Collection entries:
________________________
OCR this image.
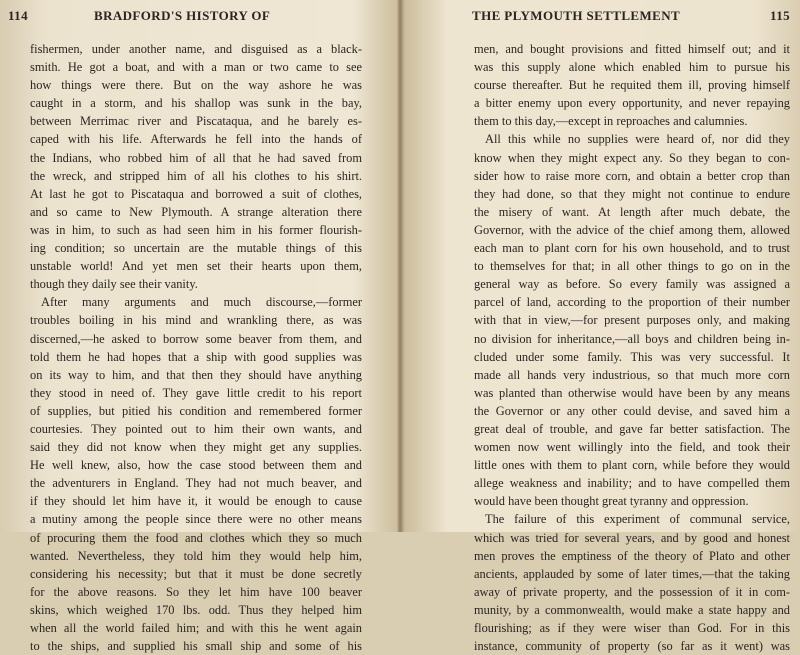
114	BRADFORD'S HISTORY OF
fishermen, under another name, and disguised as a black-
smith. He got a boat, and with a man or two came to see
how things were there. But on the way ashore he was
caught in a storm, and his shallop was sunk in the bay,
between Merrimac river and Piscataqua, and he barely es-
caped with his life. Afterwards he fell into the hands of
the Indians, who robbed him of all that he had saved from
the wreck, and stripped him of all his clothes to his shirt.
At last he got to Piscataqua and borrowed a suit of clothes,
and so came to New Plymouth. A strange alteration there
was in him, to such as had seen him in his former flourish-
ing condition; so uncertain are the mutable things of this
unstable world! And yet men set their hearts upon them,
though they daily see their vanity.
After many arguments and much discourse,—former
troubles boiling in his mind and wrankling there, as was
discerned,—he asked to borrow some beaver from them, and
told them he had hopes that a ship with good supplies was
on its way to him, and that then they should have anything
they stood in need of. They gave little credit to his report
of supplies, but pitied his condition and remembered former
courtesies. They pointed out to him their own wants, and
said they did not know when they might get any supplies.
He well knew, also, how the case stood between them and
the adventurers in England. They had not much beaver, and
if they should let him have it, it would be enough to cause
a mutiny among the people since there were no other means
of procuring them the food and clothes which they so much
wanted. Nevertheless, they told him they would help him,
considering his necessity; but that it must be done secretly
for the above reasons. So they let him have 100 beaver
skins, which weighed 170 lbs. odd. Thus they helped him
when all the world failed him; and with this he went again
to the ships, and supplied his small ship and some of his
THE PLYMOUTH SETTLEMENT	115
men, and bought provisions and fitted himself out; and it
was this supply alone which enabled him to pursue his
course thereafter. But he requited them ill, proving himself
a bitter enemy upon every opportunity, and never repaying
them to this day,—except in reproaches and calumnies.
All this while no supplies were heard of, nor did they
know when they might expect any. So they began to con-
sider how to raise more corn, and obtain a better crop than
they had done, so that they might not continue to endure
the misery of want. At length after much debate, the
Governor, with the advice of the chief among them, allowed
each man to plant corn for his own household, and to trust
to themselves for that; in all other things to go on in the
general way as before. So every family was assigned a
parcel of land, according to the proportion of their number
with that in view,—for present purposes only, and making
no division for inheritance,—all boys and children being in-
cluded under some family. This was very successful. It
made all hands very industrious, so that much more corn
was planted than otherwise would have been by any means
the Governor or any other could devise, and saved him a
great deal of trouble, and gave far better satisfaction. The
women now went willingly into the field, and took their
little ones with them to plant corn, while before they would
allege weakness and inability; and to have compelled them
would have been thought great tyranny and oppression.
The failure of this experiment of communal service,
which was tried for several years, and by good and honest
men proves the emptiness of the theory of Plato and other
ancients, applauded by some of later times,—that the taking
away of private property, and the possession of it in com-
munity, by a commonwealth, would make a state happy and
flourishing; as if they were wiser than God. For in this
instance, community of property (so far as it went) was
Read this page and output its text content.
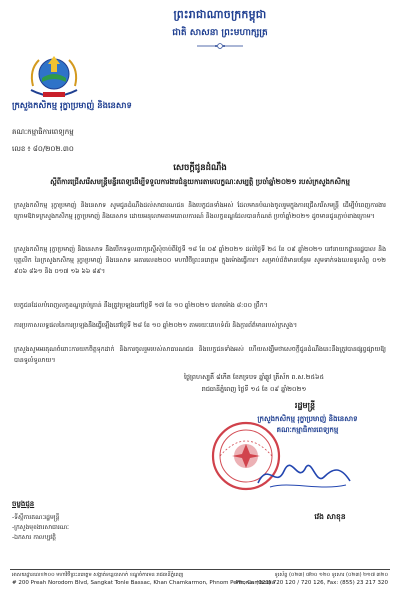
ព្រះរាជាណាចក្រកម្ពុជា
ជាតិ សាសនា ព្រះមហាក្សត្រ
ក្រសួងកសិកម្ម រុក្ខាប្រមាញ់ និងនេសាទ
គណៈកម្មាធិការពេទ្យកម្ម
លេខ ៖ ៨០/២០២.៣០
សេចក្តីជូនដំណឹង
ស្តីពីការជ្រើសរើសមន្ត្រីមន្ទីរពេទ្យដើម្បីទទួលការងារជំនួយការតាមលក្ខណៈសម្បត្តិ ប្រចាំឆ្នាំ២០២១ របស់ក្រសួងកសិកម្ម
ក្រសួងកសិកម្ម រុក្ខាប្រមាញ់ និងនេសាទ សូមជូនដំណឹងដល់សាធារណជន និងបេក្ខជនទាំងអស់ ដែលមានបំណងចូលរួមក្នុងការជ្រើសរើសមន្ត្រី ដើម្បីបំពេញការងារ ក្រោមឱវាទក្រសួងកសិកម្ម រុក្ខាប្រមាញ់ និងនេសាទ ដោយអនុលោមតាមគោលការណ៍ និងលក្ខខណ្ឌដែលបានកំណត់ ប្រចាំឆ្នាំ២០២១ ដូចមានជូនភ្ជាប់ខាងក្រោម។
ក្រសួងកសិកម្ម រុក្ខាប្រមាញ់ និងនេសាទ នឹងបើកទទួលពាក្យស្នើសុំចាប់ពីថ្ងៃទី ១៨ ខែ ០៩ ឆ្នាំ២០២១ ដល់ថ្ងៃទី ២៤ ខែ ០៩ ឆ្នាំ២០២១ នៅនាយកដ្ឋានរដ្ឋបាល និងបុគ្គលិក នៃក្រសួងកសិកម្ម រុក្ខាប្រមាញ់ និងនេសាទ អគារលេខ២០០ មហាវិថីព្រះនរោត្តម ក្នុងម៉ោងធ្វើការ។ សម្រាប់ព័ត៌មានបន្ថែម សូមទាក់ទងលេខទូរស័ព្ទ ០១២ ៩០៦ ៨៦១ និង ០១៧ ១៦ ៦៦ ៨៩។
បេក្ខជនដែលបំពេញលក្ខខណ្ឌគ្រប់គ្រាន់ នឹងត្រូវប្រឡងនៅថ្ងៃទី ១៧ ខែ ១០ ឆ្នាំ២០២១ វេលាម៉ោង ៨:០០ ព្រឹក។
ការប្រកាសលទ្ធផលនៃការប្រឡងនឹងធ្វើឡើងនៅថ្ងៃទី ២៨ ខែ ១០ ឆ្នាំ២០២១ តាមរយៈគេហទំព័រ និងក្តារព័ត៌មានរបស់ក្រសួង។
ក្រសួងសូមអរគុណចំពោះការយកចិត្តទុកដាក់ និងការចូលរួមរបស់សាធារណជន និងបេក្ខជនទាំងអស់ ហើយសង្ឃឹមថាសេចក្តីជូនដំណឹងនេះនឹងត្រូវបានផ្សព្វផ្សាយឱ្យបានទូលំទូលាយ។
ថ្ងៃព្រហស្បតិ៍ ៨កើត ខែភទ្របទ ឆ្នាំឆ្លូវ ត្រីស័ក ព.ស.២៥៦៥
រាជធានីភ្នំពេញ ថ្ងៃទី ១៤ ខែ ០៩ ឆ្នាំ២០២១
រដ្ឋមន្ត្រី
ក្រសួងកសិកម្ម រុក្ខាប្រមាញ់ និងនេសាទ
គណៈកម្មាធិការពេទ្យកម្ម
វេង សាខុន
ចម្លងជូន
-ទីស្តីការគណៈរដ្ឋមន្ត្រី
-ក្រសួងមុខងារសាធារណៈ
-ឯកសារ កាលប្បវត្តិ
អាសយដ្ឋានលេខ២០០ មហាវិថីព្រះនរោត្តម សង្កាត់ទន្លេបាសាក់ ខណ្ឌចំការមន រាជធានីភ្នំពេញ
# 200 Preah Norodom Blvd, Sangkat Tonle Bassac, Khan Chamkarmon, Phnom Penh, Cambodia
ទូរស័ព្ទ (០២៣) ៧២០ ១២០ ទូរសារ (០២៣) ២១៧ ៣២០
Phone: (023) 720 120 / 720 126, Fax: (855) 23 217 320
________________________
Except for the pictures, give all the material above again verbatim.

OCR this image.
114	BRADFORD'S HISTORY OF
fishermen, under another name, and disguised as a black-
smith. He got a boat, and with a man or two came to see
how things were there. But on the way ashore he was
caught in a storm, and his shallop was sunk in the bay,
between Merrimac river and Piscataqua, and he barely es-
caped with his life. Afterwards he fell into the hands of
the Indians, who robbed him of all that he had saved from
the wreck, and stripped him of all his clothes to his shirt.
At last he got to Piscataqua and borrowed a suit of clothes,
and so came to New Plymouth. A strange alteration there
was in him, to such as had seen him in his former flourish-
ing condition; so uncertain are the mutable things of this
unstable world! And yet men set their hearts upon them,
though they daily see their vanity.
After many arguments and much discourse,—former
troubles boiling in his mind and wrankling there, as was
discerned,—he asked to borrow some beaver from them, and
told them he had hopes that a ship with good supplies was
on its way to him, and that then they should have anything
they stood in need of. They gave little credit to his report
of supplies, but pitied his condition and remembered former
courtesies. They pointed out to him their own wants, and
said they did not know when they might get any supplies.
He well knew, also, how the case stood between them and
the adventurers in England. They had not much beaver, and
if they should let him have it, it would be enough to cause
a mutiny among the people since there were no other means
of procuring them the food and clothes which they so much
wanted. Nevertheless, they told him they would help him,
considering his necessity; but that it must be done secretly
for the above reasons. So they let him have 100 beaver
skins, which weighed 170 lbs. odd. Thus they helped him
when all the world failed him; and with this he went again
to the ships, and supplied his small ship and some of his
THE PLYMOUTH SETTLEMENT	115
men, and bought provisions and fitted himself out; and it
was this supply alone which enabled him to pursue his
course thereafter. But he requited them ill, proving himself
a bitter enemy upon every opportunity, and never repaying
them to this day,—except in reproaches and calumnies.
All this while no supplies were heard of, nor did they
know when they might expect any. So they began to con-
sider how to raise more corn, and obtain a better crop than
they had done, so that they might not continue to endure
the misery of want. At length after much debate, the
Governor, with the advice of the chief among them, allowed
each man to plant corn for his own household, and to trust
to themselves for that; in all other things to go on in the
general way as before. So every family was assigned a
parcel of land, according to the proportion of their number
with that in view,—for present purposes only, and making
no division for inheritance,—all boys and children being in-
cluded under some family. This was very successful. It
made all hands very industrious, so that much more corn
was planted than otherwise would have been by any means
the Governor or any other could devise, and saved him a
great deal of trouble, and gave far better satisfaction. The
women now went willingly into the field, and took their
little ones with them to plant corn, while before they would
allege weakness and inability; and to have compelled them
would have been thought great tyranny and oppression.
The failure of this experiment of communal service,
which was tried for several years, and by good and honest
men proves the emptiness of the theory of Plato and other
ancients, applauded by some of later times,—that the taking
away of private property, and the possession of it in com-
munity, by a commonwealth, would make a state happy and
flourishing; as if they were wiser than God. For in this
instance, community of property (so far as it went) was
Read this page and output its text content.
ព្រះរាជាណាចក្រកម្ពុជា
ជាតិ សាសនា ព្រះមហាក្សត្រ
ក្រសួងកសិកម្ម រុក្ខាប្រមាញ់ និងនេសាទ
គណៈកម្មាធិការពេទ្យកម្ម
លេខ ៖ ៨០/២០២.៣០
សេចក្តីជូនដំណឹង
ស្តីពីការជ្រើសរើសមន្ត្រីមន្ទីរពេទ្យដើម្បីទទួលការងារជំនួយការតាមលក្ខណៈសម្បត្តិ ប្រចាំឆ្នាំ២០២១ របស់ក្រសួងកសិកម្ម
ក្រសួងកសិកម្ម រុក្ខាប្រមាញ់ និងនេសាទ សូមជូនដំណឹងដល់សាធារណជន និងបេក្ខជនទាំងអស់ ដែលមានបំណងចូលរួមក្នុងការជ្រើសរើសមន្ត្រី ដើម្បីបំពេញការងារ ក្រោមឱវាទក្រសួងកសិកម្ម រុក្ខាប្រមាញ់ និងនេសាទ ដោយអនុលោមតាមគោលការណ៍ និងលក្ខខណ្ឌដែលបានកំណត់ ប្រចាំឆ្នាំ២០២១ ដូចមានជូនភ្ជាប់ខាងក្រោម។
ក្រសួងកសិកម្ម រុក្ខាប្រមាញ់ និងនេសាទ នឹងបើកទទួលពាក្យស្នើសុំចាប់ពីថ្ងៃទី ១៨ ខែ ០៩ ឆ្នាំ២០២១ ដល់ថ្ងៃទី ២៤ ខែ ០៩ ឆ្នាំ២០២១ នៅនាយកដ្ឋានរដ្ឋបាល និងបុគ្គលិក នៃក្រសួងកសិកម្ម រុក្ខាប្រមាញ់ និងនេសាទ អគារលេខ២០០ មហាវិថីព្រះនរោត្តម ក្នុងម៉ោងធ្វើការ។ សម្រាប់ព័ត៌មានបន្ថែម សូមទាក់ទងលេខទូរស័ព្ទ ០១២ ៩០៦ ៨៦១ និង ០១៧ ១៦ ៦៦ ៨៩។
បេក្ខជនដែលបំពេញលក្ខខណ្ឌគ្រប់គ្រាន់ នឹងត្រូវប្រឡងនៅថ្ងៃទី ១៧ ខែ ១០ ឆ្នាំ២០២១ វេលាម៉ោង ៨:០០ ព្រឹក។
ការប្រកាសលទ្ធផលនៃការប្រឡងនឹងធ្វើឡើងនៅថ្ងៃទី ២៨ ខែ ១០ ឆ្នាំ២០២១ តាមរយៈគេហទំព័រ និងក្តារព័ត៌មានរបស់ក្រសួង។
ក្រសួងសូមអរគុណចំពោះការយកចិត្តទុកដាក់ និងការចូលរួមរបស់សាធារណជន និងបេក្ខជនទាំងអស់ ហើយសង្ឃឹមថាសេចក្តីជូនដំណឹងនេះនឹងត្រូវបានផ្សព្វផ្សាយឱ្យបានទូលំទូលាយ។
ថ្ងៃព្រហស្បតិ៍ ៨កើត ខែភទ្របទ ឆ្នាំឆ្លូវ ត្រីស័ក ព.ស.២៥៦៥
រាជធានីភ្នំពេញ ថ្ងៃទី ១៤ ខែ ០៩ ឆ្នាំ២០២១
រដ្ឋមន្ត្រី
ក្រសួងកសិកម្ម រុក្ខាប្រមាញ់ និងនេសាទ
គណៈកម្មាធិការពេទ្យកម្ម
វេង សាខុន
ចម្លងជូន
-ទីស្តីការគណៈរដ្ឋមន្ត្រី
-ក្រសួងមុខងារសាធារណៈ
-ឯកសារ កាលប្បវត្តិ
អាសយដ្ឋានលេខ២០០ មហាវិថីព្រះនរោត្តម សង្កាត់ទន្លេបាសាក់ ខណ្ឌចំការមន រាជធានីភ្នំពេញ
# 200 Preah Norodom Blvd, Sangkat Tonle Bassac, Khan Chamkarmon, Phnom Penh, Cambodia
ទូរស័ព្ទ (០២៣) ៧២០ ១២០ ទូរសារ (០២៣) ២១៧ ៣២០
Phone: (023) 720 120 / 720 126, Fax: (855) 23 217 320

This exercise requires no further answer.